WORUM ES GEHT: Stelle die Zeilen des folgenden Materials als Markdown-Tabelle mit den Spalten „Nr“ und „Zeile“ dar, ohne Leerzeilen. Die Bilder lässt du in der Tabelle weg.

BEREITGESTELLTES MATERIAL:

%%

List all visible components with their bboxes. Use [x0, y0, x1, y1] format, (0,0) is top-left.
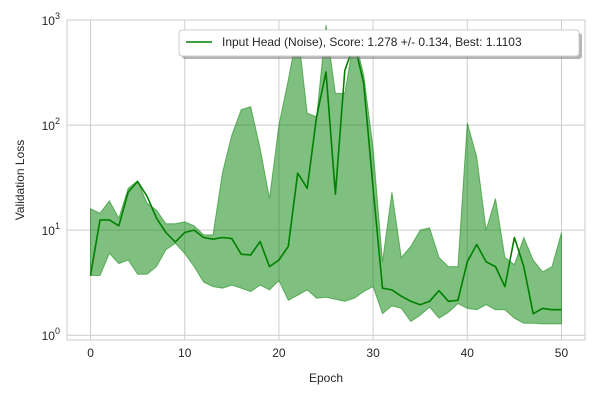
- x-tick-label: 20: [272, 346, 286, 360]
- y-tick-label: 103: [42, 11, 60, 28]
- y-tick-label: 101: [42, 221, 60, 238]
- y-tick-label: 102: [42, 116, 60, 133]
- x-tick-label: 0: [87, 346, 94, 360]
- series-line: [89, 42, 562, 315]
- x-tick-label: 50: [555, 346, 569, 360]
- y-axis-label: Validation Loss: [13, 140, 27, 221]
- x-axis-label: Epoch: [309, 371, 343, 385]
- legend-label: Input Head (Noise), Score: 1.278 +/- 0.1…: [222, 35, 522, 49]
- legend-box: [178, 29, 580, 57]
- y-tick-label: 100: [42, 326, 60, 343]
- x-ticks: 0 10 20 30 40 50: [87, 346, 568, 360]
- x-tick-label: 10: [178, 346, 192, 360]
- legend: Input Head (Noise), Score: 1.278 +/- 0.1…: [178, 29, 582, 59]
- plot-frame: [66, 19, 586, 341]
- confidence-band: [90, 24, 562, 325]
- y-ticks: 100 101 102 103: [42, 11, 60, 343]
- x-tick-label: 30: [366, 346, 380, 360]
- x-tick-label: 40: [461, 346, 475, 360]
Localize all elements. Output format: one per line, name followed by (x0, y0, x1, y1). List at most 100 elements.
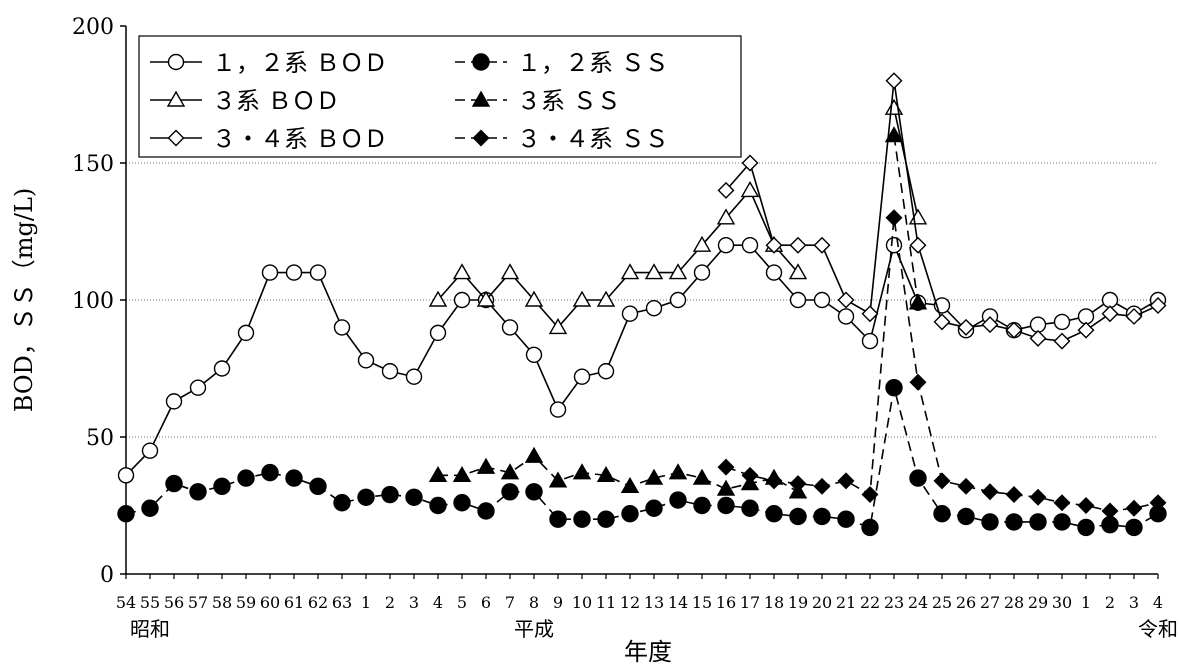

%%

ERGEBNIS:
| Nr | Zeile |
|---|---|
| 1 | List all visible components with their bboxes. Use [x0, y0, x1, y1] format, (0,0) is top-left. |
| 2 | - x-tick-label: 20: [272, 346, 286, 360] |
| 3 | - y-tick-label: 103: [42, 11, 60, 28] |
| 4 | - y-tick-label: 101: [42, 221, 60, 238] |
| 5 | - y-tick-label: 102: [42, 116, 60, 133] |
| 6 | - x-tick-label: 0: [87, 346, 94, 360] |
| 7 | - series-line: [89, 42, 562, 315] |
| 8 | - x-tick-label: 50: [555, 346, 569, 360] |
| 9 | - y-axis-label: Validation Loss: [13, 140, 27, 221] |
| 10 | - x-axis-label: Epoch: [309, 371, 343, 385] |
| 11 | - legend-label: Input Head (Noise), Score: 1.278 +/- 0.1…: [222, 35, 522, 49] |
| 12 | - legend-box: [178, 29, 580, 57] |
| 13 | - y-tick-label: 100: [42, 326, 60, 343] |
| 14 | - x-ticks: 0 10 20 30 40 50: [87, 346, 568, 360] |
| 15 | - x-tick-label: 10: [178, 346, 192, 360] |
| 16 | - legend: Input Head (Noise), Score: 1.278 +/- 0.1…: [178, 29, 582, 59] |
| 17 | - plot-frame: [66, 19, 586, 341] |
| 18 | - confidence-band: [90, 24, 562, 325] |
| 19 | - y-ticks: 100 101 102 103: [42, 11, 60, 343] |
| 20 | - x-tick-label: 30: [366, 346, 380, 360] |
| 21 | - x-tick-label: 40: [461, 346, 475, 360] |
| 22 | Localize all elements. Output format: one per line, name followed by (x0, y0, x1, y1). List at most 100 elements. |